── Data in this exercise ──
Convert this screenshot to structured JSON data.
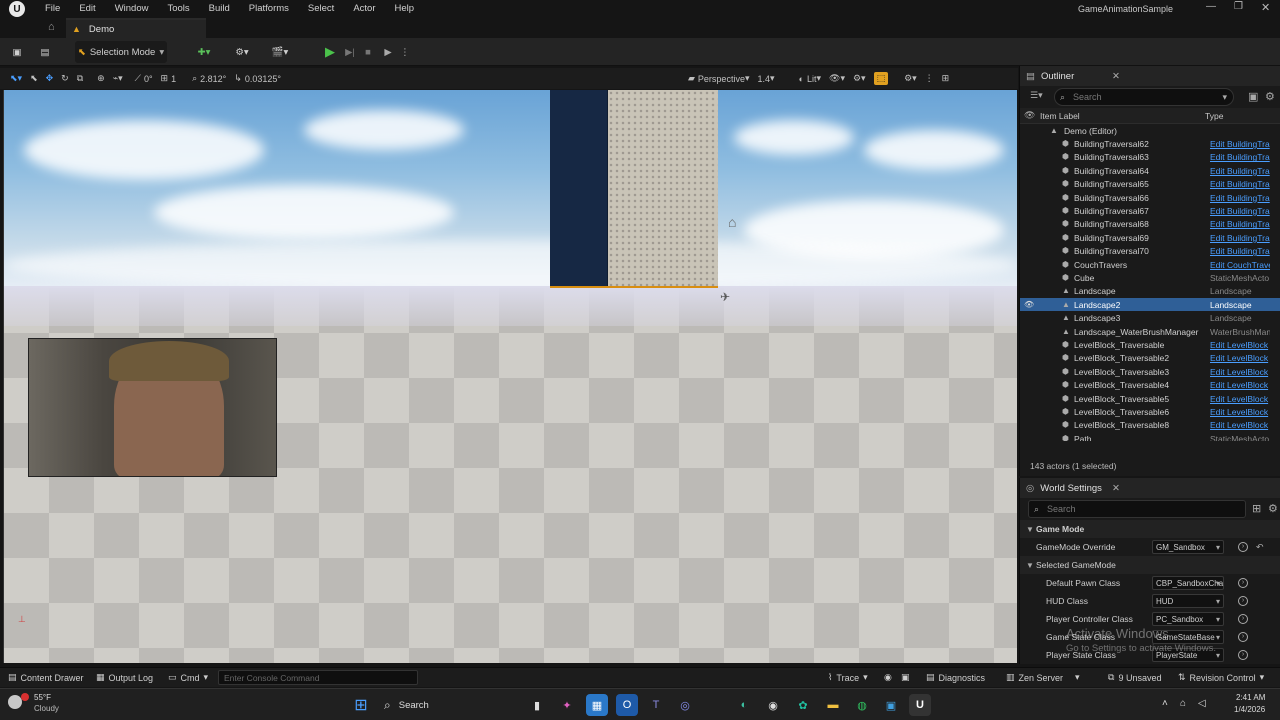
{
  "app": {
    "window_title": "GameAnimationSample",
    "menu": [
      "File",
      "Edit",
      "Window",
      "Tools",
      "Build",
      "Platforms",
      "Select",
      "Actor",
      "Help"
    ],
    "tab": "Demo"
  },
  "toolbar": {
    "selection_mode": "Selection Mode"
  },
  "viewport_toolbar": {
    "rotate_step": "0°",
    "scale_step": "1",
    "camera_speed": "2.812°",
    "snap_value": "0.03125°",
    "view_mode": "Perspective",
    "fov": "1.4",
    "lighting": "Lit"
  },
  "outliner": {
    "tab_label": "Outliner",
    "search_placeholder": "Search",
    "col_label": "Item Label",
    "col_type": "Type",
    "root": "Demo (Editor)",
    "rows": [
      {
        "name": "BuildingTraversal62",
        "type": "Edit BuildingTra",
        "link": true
      },
      {
        "name": "BuildingTraversal63",
        "type": "Edit BuildingTra",
        "link": true
      },
      {
        "name": "BuildingTraversal64",
        "type": "Edit BuildingTra",
        "link": true
      },
      {
        "name": "BuildingTraversal65",
        "type": "Edit BuildingTra",
        "link": true
      },
      {
        "name": "BuildingTraversal66",
        "type": "Edit BuildingTra",
        "link": true
      },
      {
        "name": "BuildingTraversal67",
        "type": "Edit BuildingTra",
        "link": true
      },
      {
        "name": "BuildingTraversal68",
        "type": "Edit BuildingTra",
        "link": true
      },
      {
        "name": "BuildingTraversal69",
        "type": "Edit BuildingTra",
        "link": true
      },
      {
        "name": "BuildingTraversal70",
        "type": "Edit BuildingTra",
        "link": true
      },
      {
        "name": "CouchTravers",
        "type": "Edit CouchTrave",
        "link": true
      },
      {
        "name": "Cube",
        "type": "StaticMeshActo",
        "link": false
      },
      {
        "name": "Landscape",
        "type": "Landscape",
        "link": false
      },
      {
        "name": "Landscape2",
        "type": "Landscape",
        "link": false,
        "selected": true
      },
      {
        "name": "Landscape3",
        "type": "Landscape",
        "link": false
      },
      {
        "name": "Landscape_WaterBrushManager",
        "type": "WaterBrushMan",
        "link": false
      },
      {
        "name": "LevelBlock_Traversable",
        "type": "Edit LevelBlock",
        "link": true
      },
      {
        "name": "LevelBlock_Traversable2",
        "type": "Edit LevelBlock",
        "link": true
      },
      {
        "name": "LevelBlock_Traversable3",
        "type": "Edit LevelBlock",
        "link": true
      },
      {
        "name": "LevelBlock_Traversable4",
        "type": "Edit LevelBlock",
        "link": true
      },
      {
        "name": "LevelBlock_Traversable5",
        "type": "Edit LevelBlock",
        "link": true
      },
      {
        "name": "LevelBlock_Traversable6",
        "type": "Edit LevelBlock",
        "link": true
      },
      {
        "name": "LevelBlock_Traversable8",
        "type": "Edit LevelBlock",
        "link": true
      },
      {
        "name": "Path",
        "type": "StaticMeshActo",
        "link": false
      }
    ],
    "status": "143 actors (1 selected)"
  },
  "world_settings": {
    "tab_label": "World Settings",
    "search_placeholder": "Search",
    "section_game_mode": "Game Mode",
    "game_mode_override_label": "GameMode Override",
    "game_mode_override_value": "GM_Sandbox",
    "section_selected": "Selected GameMode",
    "props": [
      {
        "label": "Default Pawn Class",
        "value": "CBP_SandboxCha"
      },
      {
        "label": "HUD Class",
        "value": "HUD"
      },
      {
        "label": "Player Controller Class",
        "value": "PC_Sandbox"
      },
      {
        "label": "Game State Class",
        "value": "GameStateBase"
      },
      {
        "label": "Player State Class",
        "value": "PlayerState"
      }
    ]
  },
  "statusbar": {
    "content_drawer": "Content Drawer",
    "output_log": "Output Log",
    "cmd": "Cmd",
    "console_placeholder": "Enter Console Command",
    "trace": "Trace",
    "diagnostics": "Diagnostics",
    "zen_server": "Zen Server",
    "unsaved": "9 Unsaved",
    "revision_control": "Revision Control"
  },
  "watermark": {
    "line1": "Activate Windows",
    "line2": "Go to Settings to activate Windows."
  },
  "taskbar": {
    "weather_temp": "55°F",
    "weather_desc": "Cloudy",
    "search": "Search",
    "time": "2:41 AM",
    "date": "1/4/2026"
  },
  "colors": {
    "accent_blue": "#2f5f97",
    "link_blue": "#4a9eff",
    "play_green": "#4bc24b",
    "selection_orange": "#d88e10"
  }
}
───
• What is needed:
Retype every record above exactly as written, but leave out the pictures.

• Full response:
Convert this screenshot to structured JSON data.
{
  "app": {
    "window_title": "GameAnimationSample",
    "menu": [
      "File",
      "Edit",
      "Window",
      "Tools",
      "Build",
      "Platforms",
      "Select",
      "Actor",
      "Help"
    ],
    "tab": "Demo"
  },
  "toolbar": {
    "selection_mode": "Selection Mode"
  },
  "viewport_toolbar": {
    "rotate_step": "0°",
    "scale_step": "1",
    "camera_speed": "2.812°",
    "snap_value": "0.03125°",
    "view_mode": "Perspective",
    "fov": "1.4",
    "lighting": "Lit"
  },
  "outliner": {
    "tab_label": "Outliner",
    "search_placeholder": "Search",
    "col_label": "Item Label",
    "col_type": "Type",
    "root": "Demo (Editor)",
    "rows": [
      {
        "name": "BuildingTraversal62",
        "type": "Edit BuildingTra",
        "link": true
      },
      {
        "name": "BuildingTraversal63",
        "type": "Edit BuildingTra",
        "link": true
      },
      {
        "name": "BuildingTraversal64",
        "type": "Edit BuildingTra",
        "link": true
      },
      {
        "name": "BuildingTraversal65",
        "type": "Edit BuildingTra",
        "link": true
      },
      {
        "name": "BuildingTraversal66",
        "type": "Edit BuildingTra",
        "link": true
      },
      {
        "name": "BuildingTraversal67",
        "type": "Edit BuildingTra",
        "link": true
      },
      {
        "name": "BuildingTraversal68",
        "type": "Edit BuildingTra",
        "link": true
      },
      {
        "name": "BuildingTraversal69",
        "type": "Edit BuildingTra",
        "link": true
      },
      {
        "name": "BuildingTraversal70",
        "type": "Edit BuildingTra",
        "link": true
      },
      {
        "name": "CouchTravers",
        "type": "Edit CouchTrave",
        "link": true
      },
      {
        "name": "Cube",
        "type": "StaticMeshActo",
        "link": false
      },
      {
        "name": "Landscape",
        "type": "Landscape",
        "link": false
      },
      {
        "name": "Landscape2",
        "type": "Landscape",
        "link": false,
        "selected": true
      },
      {
        "name": "Landscape3",
        "type": "Landscape",
        "link": false
      },
      {
        "name": "Landscape_WaterBrushManager",
        "type": "WaterBrushMan",
        "link": false
      },
      {
        "name": "LevelBlock_Traversable",
        "type": "Edit LevelBlock",
        "link": true
      },
      {
        "name": "LevelBlock_Traversable2",
        "type": "Edit LevelBlock",
        "link": true
      },
      {
        "name": "LevelBlock_Traversable3",
        "type": "Edit LevelBlock",
        "link": true
      },
      {
        "name": "LevelBlock_Traversable4",
        "type": "Edit LevelBlock",
        "link": true
      },
      {
        "name": "LevelBlock_Traversable5",
        "type": "Edit LevelBlock",
        "link": true
      },
      {
        "name": "LevelBlock_Traversable6",
        "type": "Edit LevelBlock",
        "link": true
      },
      {
        "name": "LevelBlock_Traversable8",
        "type": "Edit LevelBlock",
        "link": true
      },
      {
        "name": "Path",
        "type": "StaticMeshActo",
        "link": false
      }
    ],
    "status": "143 actors (1 selected)"
  },
  "world_settings": {
    "tab_label": "World Settings",
    "search_placeholder": "Search",
    "section_game_mode": "Game Mode",
    "game_mode_override_label": "GameMode Override",
    "game_mode_override_value": "GM_Sandbox",
    "section_selected": "Selected GameMode",
    "props": [
      {
        "label": "Default Pawn Class",
        "value": "CBP_SandboxCha"
      },
      {
        "label": "HUD Class",
        "value": "HUD"
      },
      {
        "label": "Player Controller Class",
        "value": "PC_Sandbox"
      },
      {
        "label": "Game State Class",
        "value": "GameStateBase"
      },
      {
        "label": "Player State Class",
        "value": "PlayerState"
      }
    ]
  },
  "statusbar": {
    "content_drawer": "Content Drawer",
    "output_log": "Output Log",
    "cmd": "Cmd",
    "console_placeholder": "Enter Console Command",
    "trace": "Trace",
    "diagnostics": "Diagnostics",
    "zen_server": "Zen Server",
    "unsaved": "9 Unsaved",
    "revision_control": "Revision Control"
  },
  "watermark": {
    "line1": "Activate Windows",
    "line2": "Go to Settings to activate Windows."
  },
  "taskbar": {
    "weather_temp": "55°F",
    "weather_desc": "Cloudy",
    "search": "Search",
    "time": "2:41 AM",
    "date": "1/4/2026"
  },
  "colors": {
    "accent_blue": "#2f5f97",
    "link_blue": "#4a9eff",
    "play_green": "#4bc24b",
    "selection_orange": "#d88e10"
  }
}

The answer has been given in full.